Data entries
------------

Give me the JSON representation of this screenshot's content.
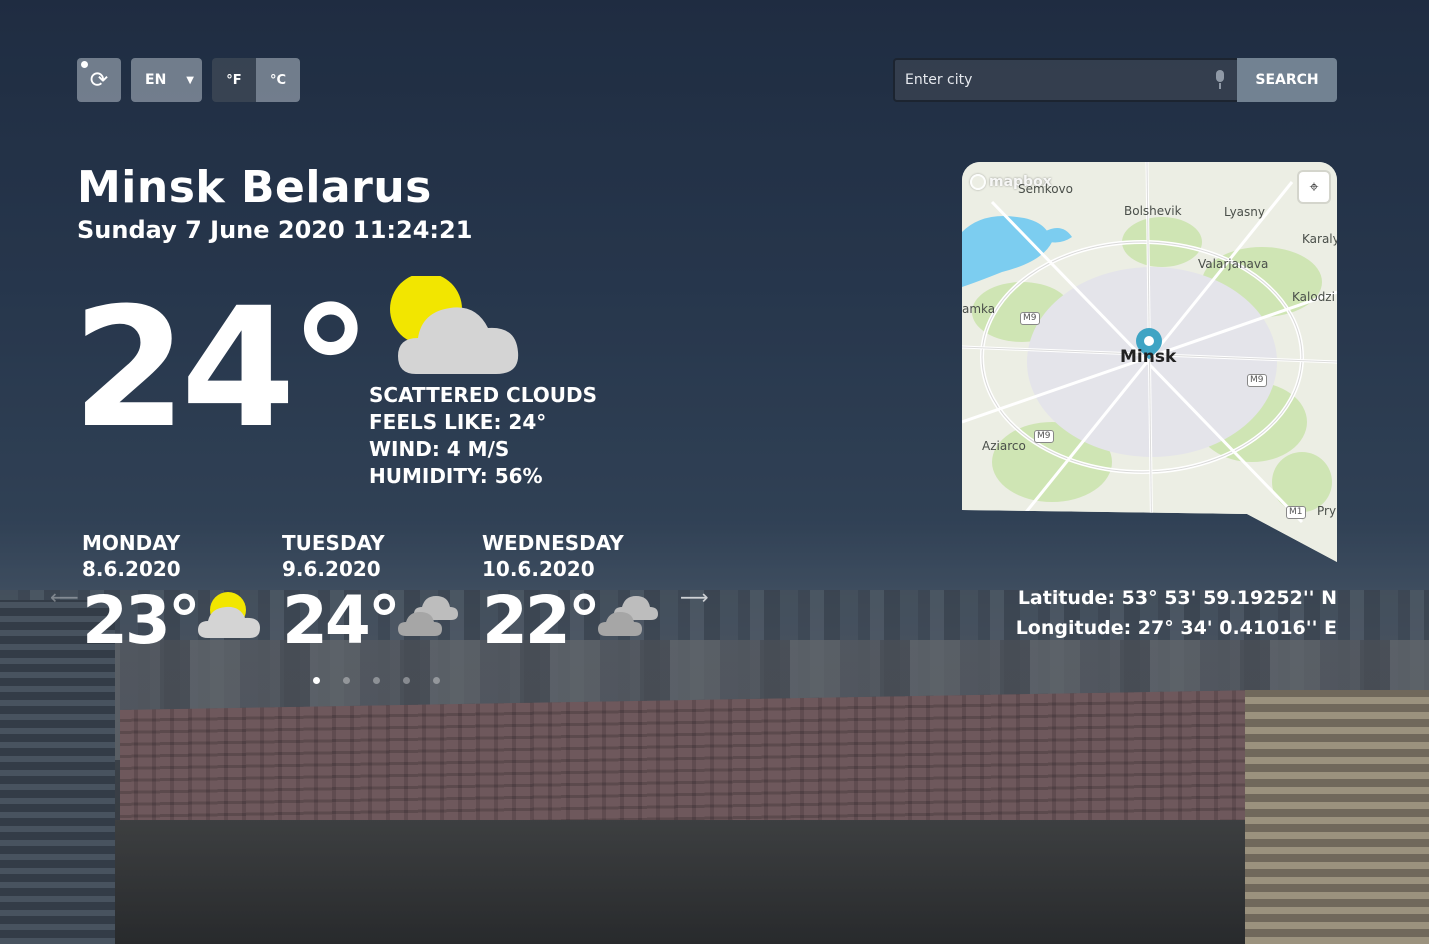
{
  "controls": {
    "refresh_icon": "refresh-icon",
    "language": "EN",
    "unit_f": "°F",
    "unit_c": "°C"
  },
  "search": {
    "placeholder": "Enter city",
    "button_label": "SEARCH",
    "mic_icon": "microphone-icon"
  },
  "location": {
    "city": "Minsk Belarus",
    "datetime": "Sunday 7 June 2020 11:24:21"
  },
  "current": {
    "temperature": "24°",
    "icon": "sun-behind-cloud-icon",
    "description": "SCATTERED CLOUDS",
    "feels_like": "FEELS LIKE: 24°",
    "wind": "WIND: 4 m/s",
    "humidity": "HUMIDITY: 56%"
  },
  "forecast": [
    {
      "day": "MONDAY",
      "date": "8.6.2020",
      "temp": "23°",
      "icon": "sun-behind-cloud-icon"
    },
    {
      "day": "TUESDAY",
      "date": "9.6.2020",
      "temp": "24°",
      "icon": "clouds-icon"
    },
    {
      "day": "WEDNESDAY",
      "date": "10.6.2020",
      "temp": "22°",
      "icon": "clouds-icon"
    }
  ],
  "carousel": {
    "pages": 5,
    "active": 0
  },
  "map": {
    "logo": "mapbox",
    "labels": {
      "semkovo": "Semkovo",
      "bolshevik": "Bolshevik",
      "lyasny": "Lyasny",
      "karaly": "Karaly",
      "valarjanava": "Valarjanava",
      "kalodzi": "Kalodzi",
      "amka": "amka",
      "minsk": "Minsk",
      "aziarco": "Aziarco",
      "pry": "Pry"
    },
    "roads": {
      "m9_a": "M9",
      "m9_b": "M9",
      "m9_c": "M9",
      "m1": "M1"
    }
  },
  "coordinates": {
    "latitude": "Latitude: 53° 53' 59.19252'' N",
    "longitude": "Longitude: 27° 34' 0.41016'' E"
  },
  "colors": {
    "accent_panel": "#96a5b4",
    "map_pin": "#3fa4c4",
    "water": "#7ccdf0"
  }
}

------------

Determine how many lines above contain "behind" as a word or string. Give the number alone.

• [RESPONSE TO THIS EXERCISE]:
2